··· SUPPLIED ENTRIES ···

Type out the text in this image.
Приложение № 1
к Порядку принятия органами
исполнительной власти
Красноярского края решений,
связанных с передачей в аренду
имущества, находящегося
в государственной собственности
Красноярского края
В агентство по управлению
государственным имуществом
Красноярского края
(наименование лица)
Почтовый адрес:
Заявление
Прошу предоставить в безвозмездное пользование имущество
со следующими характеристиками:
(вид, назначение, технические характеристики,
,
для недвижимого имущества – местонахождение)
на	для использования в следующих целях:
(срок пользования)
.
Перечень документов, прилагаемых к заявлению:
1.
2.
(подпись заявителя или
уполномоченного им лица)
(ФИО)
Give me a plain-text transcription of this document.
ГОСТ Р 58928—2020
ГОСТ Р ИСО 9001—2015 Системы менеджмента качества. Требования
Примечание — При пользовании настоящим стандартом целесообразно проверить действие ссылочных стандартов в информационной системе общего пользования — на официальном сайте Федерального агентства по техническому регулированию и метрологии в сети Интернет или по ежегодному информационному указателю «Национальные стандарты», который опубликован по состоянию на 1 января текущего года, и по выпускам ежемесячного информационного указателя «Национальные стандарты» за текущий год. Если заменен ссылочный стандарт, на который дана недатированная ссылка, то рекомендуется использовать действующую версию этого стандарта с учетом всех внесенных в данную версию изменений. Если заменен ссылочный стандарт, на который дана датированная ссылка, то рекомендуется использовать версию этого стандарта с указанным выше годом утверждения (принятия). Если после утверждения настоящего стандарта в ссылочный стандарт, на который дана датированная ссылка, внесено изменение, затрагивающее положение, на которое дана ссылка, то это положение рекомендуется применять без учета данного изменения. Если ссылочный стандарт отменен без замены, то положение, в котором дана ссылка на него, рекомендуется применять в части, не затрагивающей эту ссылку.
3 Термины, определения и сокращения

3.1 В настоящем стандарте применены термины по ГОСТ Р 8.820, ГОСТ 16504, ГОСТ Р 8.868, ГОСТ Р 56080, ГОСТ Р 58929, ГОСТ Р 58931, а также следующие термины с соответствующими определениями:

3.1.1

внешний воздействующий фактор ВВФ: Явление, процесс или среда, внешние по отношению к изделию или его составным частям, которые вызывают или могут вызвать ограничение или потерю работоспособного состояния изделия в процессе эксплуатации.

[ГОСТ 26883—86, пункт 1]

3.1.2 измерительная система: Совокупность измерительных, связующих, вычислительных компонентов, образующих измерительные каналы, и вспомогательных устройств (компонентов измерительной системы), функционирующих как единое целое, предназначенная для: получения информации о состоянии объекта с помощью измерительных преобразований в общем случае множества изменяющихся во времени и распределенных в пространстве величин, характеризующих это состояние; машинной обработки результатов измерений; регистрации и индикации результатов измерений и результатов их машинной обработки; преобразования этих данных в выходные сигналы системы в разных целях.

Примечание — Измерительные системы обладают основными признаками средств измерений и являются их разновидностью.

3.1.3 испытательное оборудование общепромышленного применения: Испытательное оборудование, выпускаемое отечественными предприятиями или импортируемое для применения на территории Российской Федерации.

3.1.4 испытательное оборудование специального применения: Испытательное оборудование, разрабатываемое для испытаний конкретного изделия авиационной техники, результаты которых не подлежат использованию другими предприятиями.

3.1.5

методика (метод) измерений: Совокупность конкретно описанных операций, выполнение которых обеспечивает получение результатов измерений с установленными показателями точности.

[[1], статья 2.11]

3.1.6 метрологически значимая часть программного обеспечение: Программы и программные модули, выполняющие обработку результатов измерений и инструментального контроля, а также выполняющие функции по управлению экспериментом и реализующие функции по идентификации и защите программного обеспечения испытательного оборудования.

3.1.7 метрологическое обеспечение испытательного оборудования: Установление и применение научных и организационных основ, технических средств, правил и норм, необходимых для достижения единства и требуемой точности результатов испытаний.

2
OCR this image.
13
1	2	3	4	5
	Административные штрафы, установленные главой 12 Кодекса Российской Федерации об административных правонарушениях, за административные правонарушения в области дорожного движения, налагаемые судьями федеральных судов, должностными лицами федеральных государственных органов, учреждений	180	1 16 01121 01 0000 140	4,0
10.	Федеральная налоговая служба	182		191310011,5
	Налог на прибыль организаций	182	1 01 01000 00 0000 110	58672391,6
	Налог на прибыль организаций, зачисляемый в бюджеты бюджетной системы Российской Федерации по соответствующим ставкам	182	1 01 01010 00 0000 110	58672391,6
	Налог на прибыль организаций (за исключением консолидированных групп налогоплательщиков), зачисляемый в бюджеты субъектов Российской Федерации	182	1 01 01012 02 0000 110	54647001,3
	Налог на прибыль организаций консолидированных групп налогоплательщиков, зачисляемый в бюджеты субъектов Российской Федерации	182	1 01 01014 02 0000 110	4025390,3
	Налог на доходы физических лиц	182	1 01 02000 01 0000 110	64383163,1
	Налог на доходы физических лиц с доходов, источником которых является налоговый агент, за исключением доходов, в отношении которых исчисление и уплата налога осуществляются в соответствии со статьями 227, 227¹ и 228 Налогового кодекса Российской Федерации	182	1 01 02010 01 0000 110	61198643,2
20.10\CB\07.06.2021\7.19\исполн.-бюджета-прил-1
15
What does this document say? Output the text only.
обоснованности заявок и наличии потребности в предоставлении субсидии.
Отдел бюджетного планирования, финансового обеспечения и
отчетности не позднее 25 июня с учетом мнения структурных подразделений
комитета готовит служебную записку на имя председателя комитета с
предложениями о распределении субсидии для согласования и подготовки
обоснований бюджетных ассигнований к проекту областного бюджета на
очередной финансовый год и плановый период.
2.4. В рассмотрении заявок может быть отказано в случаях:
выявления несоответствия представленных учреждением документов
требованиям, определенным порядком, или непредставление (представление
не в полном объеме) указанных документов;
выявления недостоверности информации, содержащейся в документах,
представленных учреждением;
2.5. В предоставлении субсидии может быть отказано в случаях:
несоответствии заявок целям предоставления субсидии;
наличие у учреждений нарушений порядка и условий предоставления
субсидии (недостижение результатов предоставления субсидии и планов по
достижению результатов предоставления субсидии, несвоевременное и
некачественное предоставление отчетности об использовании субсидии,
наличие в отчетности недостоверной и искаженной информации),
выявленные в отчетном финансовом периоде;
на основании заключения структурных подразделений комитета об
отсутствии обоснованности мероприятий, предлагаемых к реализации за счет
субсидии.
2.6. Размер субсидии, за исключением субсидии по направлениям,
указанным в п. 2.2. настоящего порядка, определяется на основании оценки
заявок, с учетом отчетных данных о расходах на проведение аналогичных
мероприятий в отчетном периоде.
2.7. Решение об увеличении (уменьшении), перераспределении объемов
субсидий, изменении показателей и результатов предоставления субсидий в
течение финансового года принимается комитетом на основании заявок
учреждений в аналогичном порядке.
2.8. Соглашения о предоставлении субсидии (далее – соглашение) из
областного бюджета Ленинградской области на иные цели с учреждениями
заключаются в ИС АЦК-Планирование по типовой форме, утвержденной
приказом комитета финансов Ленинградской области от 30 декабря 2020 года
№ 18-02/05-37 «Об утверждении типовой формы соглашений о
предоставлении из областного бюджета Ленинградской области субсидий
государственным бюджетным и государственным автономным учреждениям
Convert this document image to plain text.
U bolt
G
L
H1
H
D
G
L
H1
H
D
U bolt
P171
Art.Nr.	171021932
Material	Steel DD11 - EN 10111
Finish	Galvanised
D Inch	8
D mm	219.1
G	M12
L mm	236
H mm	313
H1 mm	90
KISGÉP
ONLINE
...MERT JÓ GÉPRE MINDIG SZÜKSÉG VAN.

···

- _YOUR GOAL_: From the listing above, copy every line that includes the word "выявления".

- _SOLUTION_:
выявления несоответствия представленных учреждением документов
выявления недостоверности информации, содержащейся в документах,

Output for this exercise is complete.